Chart and figure data:
::::::::

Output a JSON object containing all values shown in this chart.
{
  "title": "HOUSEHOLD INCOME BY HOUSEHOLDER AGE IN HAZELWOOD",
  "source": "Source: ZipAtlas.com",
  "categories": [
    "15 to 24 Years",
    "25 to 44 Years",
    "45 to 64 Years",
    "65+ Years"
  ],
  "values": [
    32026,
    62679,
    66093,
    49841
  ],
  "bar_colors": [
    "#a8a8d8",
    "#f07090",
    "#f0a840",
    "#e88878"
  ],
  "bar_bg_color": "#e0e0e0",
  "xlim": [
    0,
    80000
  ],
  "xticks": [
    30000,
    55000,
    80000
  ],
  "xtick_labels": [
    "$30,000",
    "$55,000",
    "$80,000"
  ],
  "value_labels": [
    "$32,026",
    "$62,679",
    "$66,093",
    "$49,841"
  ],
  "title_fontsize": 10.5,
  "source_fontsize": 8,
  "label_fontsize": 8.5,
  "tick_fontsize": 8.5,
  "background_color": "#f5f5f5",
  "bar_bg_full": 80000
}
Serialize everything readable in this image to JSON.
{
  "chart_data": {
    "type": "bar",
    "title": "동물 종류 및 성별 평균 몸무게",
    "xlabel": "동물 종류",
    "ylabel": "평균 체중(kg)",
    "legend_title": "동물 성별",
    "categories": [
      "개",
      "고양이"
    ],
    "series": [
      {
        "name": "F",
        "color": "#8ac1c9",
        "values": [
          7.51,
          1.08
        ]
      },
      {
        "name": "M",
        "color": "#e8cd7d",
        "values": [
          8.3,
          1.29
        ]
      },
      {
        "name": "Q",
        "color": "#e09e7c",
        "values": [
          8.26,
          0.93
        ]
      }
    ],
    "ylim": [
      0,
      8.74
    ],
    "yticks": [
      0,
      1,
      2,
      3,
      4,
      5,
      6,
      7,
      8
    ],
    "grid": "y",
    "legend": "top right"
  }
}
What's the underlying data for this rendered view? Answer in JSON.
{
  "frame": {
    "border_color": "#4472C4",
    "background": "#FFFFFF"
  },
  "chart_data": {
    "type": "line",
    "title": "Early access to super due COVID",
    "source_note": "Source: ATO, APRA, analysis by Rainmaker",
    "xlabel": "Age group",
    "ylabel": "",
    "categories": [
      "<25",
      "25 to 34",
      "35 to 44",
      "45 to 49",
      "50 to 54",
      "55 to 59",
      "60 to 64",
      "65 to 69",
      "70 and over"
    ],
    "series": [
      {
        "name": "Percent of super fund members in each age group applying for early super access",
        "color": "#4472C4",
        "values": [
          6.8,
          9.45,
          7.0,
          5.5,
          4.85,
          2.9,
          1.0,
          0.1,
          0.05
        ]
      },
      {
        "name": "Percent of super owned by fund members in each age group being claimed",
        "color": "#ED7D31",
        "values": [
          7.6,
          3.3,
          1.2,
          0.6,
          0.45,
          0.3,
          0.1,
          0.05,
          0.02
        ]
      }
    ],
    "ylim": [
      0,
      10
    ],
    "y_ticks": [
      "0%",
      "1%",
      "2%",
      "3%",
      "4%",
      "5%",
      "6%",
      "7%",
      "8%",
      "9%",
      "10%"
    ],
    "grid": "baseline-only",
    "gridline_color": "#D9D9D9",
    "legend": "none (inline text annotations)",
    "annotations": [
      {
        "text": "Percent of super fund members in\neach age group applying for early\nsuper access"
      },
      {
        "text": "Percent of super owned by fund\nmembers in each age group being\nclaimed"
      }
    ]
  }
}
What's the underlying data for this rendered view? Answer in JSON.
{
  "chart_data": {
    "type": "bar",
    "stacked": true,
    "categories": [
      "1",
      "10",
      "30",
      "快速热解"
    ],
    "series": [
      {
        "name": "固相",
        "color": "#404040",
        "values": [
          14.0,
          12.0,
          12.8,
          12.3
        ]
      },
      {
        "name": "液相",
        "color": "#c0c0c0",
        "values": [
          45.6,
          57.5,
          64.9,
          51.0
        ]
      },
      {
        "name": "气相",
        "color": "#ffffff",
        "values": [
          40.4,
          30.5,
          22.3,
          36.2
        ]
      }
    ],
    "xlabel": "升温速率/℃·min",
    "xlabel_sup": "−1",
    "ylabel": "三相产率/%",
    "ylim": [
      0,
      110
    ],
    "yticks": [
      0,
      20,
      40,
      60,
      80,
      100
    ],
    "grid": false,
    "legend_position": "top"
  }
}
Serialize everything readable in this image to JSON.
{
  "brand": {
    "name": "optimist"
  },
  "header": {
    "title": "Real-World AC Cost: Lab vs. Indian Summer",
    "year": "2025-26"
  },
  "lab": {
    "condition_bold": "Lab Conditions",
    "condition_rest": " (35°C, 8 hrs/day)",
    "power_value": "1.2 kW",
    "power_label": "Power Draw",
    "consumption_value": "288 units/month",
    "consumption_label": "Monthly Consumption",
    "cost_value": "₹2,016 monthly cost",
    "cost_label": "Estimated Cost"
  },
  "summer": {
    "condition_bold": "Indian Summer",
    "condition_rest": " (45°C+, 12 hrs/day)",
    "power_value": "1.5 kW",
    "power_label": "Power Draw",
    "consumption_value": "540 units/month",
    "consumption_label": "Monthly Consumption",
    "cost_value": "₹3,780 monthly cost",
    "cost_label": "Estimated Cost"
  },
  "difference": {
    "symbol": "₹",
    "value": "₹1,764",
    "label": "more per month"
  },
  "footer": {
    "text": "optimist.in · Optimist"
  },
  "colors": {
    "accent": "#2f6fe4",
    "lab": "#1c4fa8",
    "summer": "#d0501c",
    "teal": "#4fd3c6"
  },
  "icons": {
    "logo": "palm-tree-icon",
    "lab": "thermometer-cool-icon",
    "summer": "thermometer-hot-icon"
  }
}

::::::::

Repeat the entries exactly, all of them.

Output a JSON object containing all values shown in this chart.
{
  "title": "HOUSEHOLD INCOME BY HOUSEHOLDER AGE IN HAZELWOOD",
  "source": "Source: ZipAtlas.com",
  "categories": [
    "15 to 24 Years",
    "25 to 44 Years",
    "45 to 64 Years",
    "65+ Years"
  ],
  "values": [
    32026,
    62679,
    66093,
    49841
  ],
  "bar_colors": [
    "#a8a8d8",
    "#f07090",
    "#f0a840",
    "#e88878"
  ],
  "bar_bg_color": "#e0e0e0",
  "xlim": [
    0,
    80000
  ],
  "xticks": [
    30000,
    55000,
    80000
  ],
  "xtick_labels": [
    "$30,000",
    "$55,000",
    "$80,000"
  ],
  "value_labels": [
    "$32,026",
    "$62,679",
    "$66,093",
    "$49,841"
  ],
  "title_fontsize": 10.5,
  "source_fontsize": 8,
  "label_fontsize": 8.5,
  "tick_fontsize": 8.5,
  "background_color": "#f5f5f5",
  "bar_bg_full": 80000
}
Serialize everything readable in this image to JSON.
{
  "chart_data": {
    "type": "bar",
    "title": "동물 종류 및 성별 평균 몸무게",
    "xlabel": "동물 종류",
    "ylabel": "평균 체중(kg)",
    "legend_title": "동물 성별",
    "categories": [
      "개",
      "고양이"
    ],
    "series": [
      {
        "name": "F",
        "color": "#8ac1c9",
        "values": [
          7.51,
          1.08
        ]
      },
      {
        "name": "M",
        "color": "#e8cd7d",
        "values": [
          8.3,
          1.29
        ]
      },
      {
        "name": "Q",
        "color": "#e09e7c",
        "values": [
          8.26,
          0.93
        ]
      }
    ],
    "ylim": [
      0,
      8.74
    ],
    "yticks": [
      0,
      1,
      2,
      3,
      4,
      5,
      6,
      7,
      8
    ],
    "grid": "y",
    "legend": "top right"
  }
}
What's the underlying data for this rendered view? Answer in JSON.
{
  "frame": {
    "border_color": "#4472C4",
    "background": "#FFFFFF"
  },
  "chart_data": {
    "type": "line",
    "title": "Early access to super due COVID",
    "source_note": "Source: ATO, APRA, analysis by Rainmaker",
    "xlabel": "Age group",
    "ylabel": "",
    "categories": [
      "<25",
      "25 to 34",
      "35 to 44",
      "45 to 49",
      "50 to 54",
      "55 to 59",
      "60 to 64",
      "65 to 69",
      "70 and over"
    ],
    "series": [
      {
        "name": "Percent of super fund members in each age group applying for early super access",
        "color": "#4472C4",
        "values": [
          6.8,
          9.45,
          7.0,
          5.5,
          4.85,
          2.9,
          1.0,
          0.1,
          0.05
        ]
      },
      {
        "name": "Percent of super owned by fund members in each age group being claimed",
        "color": "#ED7D31",
        "values": [
          7.6,
          3.3,
          1.2,
          0.6,
          0.45,
          0.3,
          0.1,
          0.05,
          0.02
        ]
      }
    ],
    "ylim": [
      0,
      10
    ],
    "y_ticks": [
      "0%",
      "1%",
      "2%",
      "3%",
      "4%",
      "5%",
      "6%",
      "7%",
      "8%",
      "9%",
      "10%"
    ],
    "grid": "baseline-only",
    "gridline_color": "#D9D9D9",
    "legend": "none (inline text annotations)",
    "annotations": [
      {
        "text": "Percent of super fund members in\neach age group applying for early\nsuper access"
      },
      {
        "text": "Percent of super owned by fund\nmembers in each age group being\nclaimed"
      }
    ]
  }
}
What's the underlying data for this rendered view? Answer in JSON.
{
  "chart_data": {
    "type": "bar",
    "stacked": true,
    "categories": [
      "1",
      "10",
      "30",
      "快速热解"
    ],
    "series": [
      {
        "name": "固相",
        "color": "#404040",
        "values": [
          14.0,
          12.0,
          12.8,
          12.3
        ]
      },
      {
        "name": "液相",
        "color": "#c0c0c0",
        "values": [
          45.6,
          57.5,
          64.9,
          51.0
        ]
      },
      {
        "name": "气相",
        "color": "#ffffff",
        "values": [
          40.4,
          30.5,
          22.3,
          36.2
        ]
      }
    ],
    "xlabel": "升温速率/℃·min",
    "xlabel_sup": "−1",
    "ylabel": "三相产率/%",
    "ylim": [
      0,
      110
    ],
    "yticks": [
      0,
      20,
      40,
      60,
      80,
      100
    ],
    "grid": false,
    "legend_position": "top"
  }
}
Serialize everything readable in this image to JSON.
{
  "brand": {
    "name": "optimist"
  },
  "header": {
    "title": "Real-World AC Cost: Lab vs. Indian Summer",
    "year": "2025-26"
  },
  "lab": {
    "condition_bold": "Lab Conditions",
    "condition_rest": " (35°C, 8 hrs/day)",
    "power_value": "1.2 kW",
    "power_label": "Power Draw",
    "consumption_value": "288 units/month",
    "consumption_label": "Monthly Consumption",
    "cost_value": "₹2,016 monthly cost",
    "cost_label": "Estimated Cost"
  },
  "summer": {
    "condition_bold": "Indian Summer",
    "condition_rest": " (45°C+, 12 hrs/day)",
    "power_value": "1.5 kW",
    "power_label": "Power Draw",
    "consumption_value": "540 units/month",
    "consumption_label": "Monthly Consumption",
    "cost_value": "₹3,780 monthly cost",
    "cost_label": "Estimated Cost"
  },
  "difference": {
    "symbol": "₹",
    "value": "₹1,764",
    "label": "more per month"
  },
  "footer": {
    "text": "optimist.in · Optimist"
  },
  "colors": {
    "accent": "#2f6fe4",
    "lab": "#1c4fa8",
    "summer": "#d0501c",
    "teal": "#4fd3c6"
  },
  "icons": {
    "logo": "palm-tree-icon",
    "lab": "thermometer-cool-icon",
    "summer": "thermometer-hot-icon"
  }
}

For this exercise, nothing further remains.